# Given exercise:
Output all of the data below exactly as given.

+++++

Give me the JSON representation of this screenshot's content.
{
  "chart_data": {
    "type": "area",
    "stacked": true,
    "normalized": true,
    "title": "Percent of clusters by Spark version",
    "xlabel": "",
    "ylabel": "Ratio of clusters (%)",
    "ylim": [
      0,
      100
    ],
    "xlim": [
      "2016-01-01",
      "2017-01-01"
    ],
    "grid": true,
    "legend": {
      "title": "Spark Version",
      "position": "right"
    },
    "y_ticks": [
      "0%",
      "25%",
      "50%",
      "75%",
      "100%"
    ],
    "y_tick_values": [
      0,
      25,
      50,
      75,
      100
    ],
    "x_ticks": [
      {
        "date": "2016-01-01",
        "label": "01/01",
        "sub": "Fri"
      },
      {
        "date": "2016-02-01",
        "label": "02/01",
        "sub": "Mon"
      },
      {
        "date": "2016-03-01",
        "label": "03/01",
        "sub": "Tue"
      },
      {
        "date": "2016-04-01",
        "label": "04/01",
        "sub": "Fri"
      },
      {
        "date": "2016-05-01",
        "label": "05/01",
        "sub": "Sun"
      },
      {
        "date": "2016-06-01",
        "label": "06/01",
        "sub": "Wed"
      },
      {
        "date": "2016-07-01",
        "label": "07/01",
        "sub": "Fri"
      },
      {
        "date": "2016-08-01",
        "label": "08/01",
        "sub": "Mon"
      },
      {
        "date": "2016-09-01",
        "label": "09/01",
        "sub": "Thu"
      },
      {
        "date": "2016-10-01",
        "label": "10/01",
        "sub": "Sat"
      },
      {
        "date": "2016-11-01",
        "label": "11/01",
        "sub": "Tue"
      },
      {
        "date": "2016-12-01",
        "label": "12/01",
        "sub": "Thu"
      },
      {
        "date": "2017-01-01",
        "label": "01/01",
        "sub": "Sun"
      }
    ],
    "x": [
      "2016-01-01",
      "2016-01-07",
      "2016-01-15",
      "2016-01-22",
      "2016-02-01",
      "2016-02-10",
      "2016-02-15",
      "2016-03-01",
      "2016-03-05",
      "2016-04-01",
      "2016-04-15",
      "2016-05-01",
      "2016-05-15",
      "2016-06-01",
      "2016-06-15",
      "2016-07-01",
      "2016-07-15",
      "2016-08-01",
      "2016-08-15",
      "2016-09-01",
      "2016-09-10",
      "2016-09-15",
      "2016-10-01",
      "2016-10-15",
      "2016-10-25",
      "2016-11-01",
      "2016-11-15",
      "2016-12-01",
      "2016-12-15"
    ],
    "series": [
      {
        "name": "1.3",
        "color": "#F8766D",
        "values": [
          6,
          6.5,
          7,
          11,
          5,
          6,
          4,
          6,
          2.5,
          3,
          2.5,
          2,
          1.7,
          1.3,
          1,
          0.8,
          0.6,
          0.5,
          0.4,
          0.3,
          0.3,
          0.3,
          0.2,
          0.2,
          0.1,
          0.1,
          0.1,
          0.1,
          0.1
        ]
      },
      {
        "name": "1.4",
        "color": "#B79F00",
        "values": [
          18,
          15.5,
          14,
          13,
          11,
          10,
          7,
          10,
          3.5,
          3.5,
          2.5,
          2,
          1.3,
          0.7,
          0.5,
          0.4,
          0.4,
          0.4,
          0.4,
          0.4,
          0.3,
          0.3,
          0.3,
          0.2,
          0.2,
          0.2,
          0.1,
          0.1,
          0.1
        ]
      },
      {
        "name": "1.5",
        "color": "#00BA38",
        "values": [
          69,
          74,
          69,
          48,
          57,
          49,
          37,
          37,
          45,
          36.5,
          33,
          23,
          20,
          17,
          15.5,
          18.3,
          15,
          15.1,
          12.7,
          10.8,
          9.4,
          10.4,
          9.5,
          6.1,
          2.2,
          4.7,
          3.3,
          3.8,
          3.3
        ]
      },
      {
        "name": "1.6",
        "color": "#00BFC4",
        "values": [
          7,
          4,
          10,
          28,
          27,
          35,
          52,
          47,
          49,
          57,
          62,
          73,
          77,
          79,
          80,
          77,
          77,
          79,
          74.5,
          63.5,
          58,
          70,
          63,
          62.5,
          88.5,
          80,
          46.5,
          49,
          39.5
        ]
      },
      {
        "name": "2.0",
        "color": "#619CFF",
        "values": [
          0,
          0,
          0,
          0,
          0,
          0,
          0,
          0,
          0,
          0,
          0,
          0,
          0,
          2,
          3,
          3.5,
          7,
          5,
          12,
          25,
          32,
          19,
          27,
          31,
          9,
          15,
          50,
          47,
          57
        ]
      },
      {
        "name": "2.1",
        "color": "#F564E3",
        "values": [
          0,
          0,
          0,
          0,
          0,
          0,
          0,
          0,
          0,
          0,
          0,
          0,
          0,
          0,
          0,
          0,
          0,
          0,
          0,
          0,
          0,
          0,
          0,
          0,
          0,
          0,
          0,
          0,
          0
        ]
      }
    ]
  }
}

+++++

# Response below:
Give me the JSON representation of this screenshot's content.
{
  "chart_data": {
    "type": "area",
    "stacked": true,
    "normalized": true,
    "title": "Percent of clusters by Spark version",
    "xlabel": "",
    "ylabel": "Ratio of clusters (%)",
    "ylim": [
      0,
      100
    ],
    "xlim": [
      "2016-01-01",
      "2017-01-01"
    ],
    "grid": true,
    "legend": {
      "title": "Spark Version",
      "position": "right"
    },
    "y_ticks": [
      "0%",
      "25%",
      "50%",
      "75%",
      "100%"
    ],
    "y_tick_values": [
      0,
      25,
      50,
      75,
      100
    ],
    "x_ticks": [
      {
        "date": "2016-01-01",
        "label": "01/01",
        "sub": "Fri"
      },
      {
        "date": "2016-02-01",
        "label": "02/01",
        "sub": "Mon"
      },
      {
        "date": "2016-03-01",
        "label": "03/01",
        "sub": "Tue"
      },
      {
        "date": "2016-04-01",
        "label": "04/01",
        "sub": "Fri"
      },
      {
        "date": "2016-05-01",
        "label": "05/01",
        "sub": "Sun"
      },
      {
        "date": "2016-06-01",
        "label": "06/01",
        "sub": "Wed"
      },
      {
        "date": "2016-07-01",
        "label": "07/01",
        "sub": "Fri"
      },
      {
        "date": "2016-08-01",
        "label": "08/01",
        "sub": "Mon"
      },
      {
        "date": "2016-09-01",
        "label": "09/01",
        "sub": "Thu"
      },
      {
        "date": "2016-10-01",
        "label": "10/01",
        "sub": "Sat"
      },
      {
        "date": "2016-11-01",
        "label": "11/01",
        "sub": "Tue"
      },
      {
        "date": "2016-12-01",
        "label": "12/01",
        "sub": "Thu"
      },
      {
        "date": "2017-01-01",
        "label": "01/01",
        "sub": "Sun"
      }
    ],
    "x": [
      "2016-01-01",
      "2016-01-07",
      "2016-01-15",
      "2016-01-22",
      "2016-02-01",
      "2016-02-10",
      "2016-02-15",
      "2016-03-01",
      "2016-03-05",
      "2016-04-01",
      "2016-04-15",
      "2016-05-01",
      "2016-05-15",
      "2016-06-01",
      "2016-06-15",
      "2016-07-01",
      "2016-07-15",
      "2016-08-01",
      "2016-08-15",
      "2016-09-01",
      "2016-09-10",
      "2016-09-15",
      "2016-10-01",
      "2016-10-15",
      "2016-10-25",
      "2016-11-01",
      "2016-11-15",
      "2016-12-01",
      "2016-12-15"
    ],
    "series": [
      {
        "name": "1.3",
        "color": "#F8766D",
        "values": [
          6,
          6.5,
          7,
          11,
          5,
          6,
          4,
          6,
          2.5,
          3,
          2.5,
          2,
          1.7,
          1.3,
          1,
          0.8,
          0.6,
          0.5,
          0.4,
          0.3,
          0.3,
          0.3,
          0.2,
          0.2,
          0.1,
          0.1,
          0.1,
          0.1,
          0.1
        ]
      },
      {
        "name": "1.4",
        "color": "#B79F00",
        "values": [
          18,
          15.5,
          14,
          13,
          11,
          10,
          7,
          10,
          3.5,
          3.5,
          2.5,
          2,
          1.3,
          0.7,
          0.5,
          0.4,
          0.4,
          0.4,
          0.4,
          0.4,
          0.3,
          0.3,
          0.3,
          0.2,
          0.2,
          0.2,
          0.1,
          0.1,
          0.1
        ]
      },
      {
        "name": "1.5",
        "color": "#00BA38",
        "values": [
          69,
          74,
          69,
          48,
          57,
          49,
          37,
          37,
          45,
          36.5,
          33,
          23,
          20,
          17,
          15.5,
          18.3,
          15,
          15.1,
          12.7,
          10.8,
          9.4,
          10.4,
          9.5,
          6.1,
          2.2,
          4.7,
          3.3,
          3.8,
          3.3
        ]
      },
      {
        "name": "1.6",
        "color": "#00BFC4",
        "values": [
          7,
          4,
          10,
          28,
          27,
          35,
          52,
          47,
          49,
          57,
          62,
          73,
          77,
          79,
          80,
          77,
          77,
          79,
          74.5,
          63.5,
          58,
          70,
          63,
          62.5,
          88.5,
          80,
          46.5,
          49,
          39.5
        ]
      },
      {
        "name": "2.0",
        "color": "#619CFF",
        "values": [
          0,
          0,
          0,
          0,
          0,
          0,
          0,
          0,
          0,
          0,
          0,
          0,
          0,
          2,
          3,
          3.5,
          7,
          5,
          12,
          25,
          32,
          19,
          27,
          31,
          9,
          15,
          50,
          47,
          57
        ]
      },
      {
        "name": "2.1",
        "color": "#F564E3",
        "values": [
          0,
          0,
          0,
          0,
          0,
          0,
          0,
          0,
          0,
          0,
          0,
          0,
          0,
          0,
          0,
          0,
          0,
          0,
          0,
          0,
          0,
          0,
          0,
          0,
          0,
          0,
          0,
          0,
          0
        ]
      }
    ]
  }
}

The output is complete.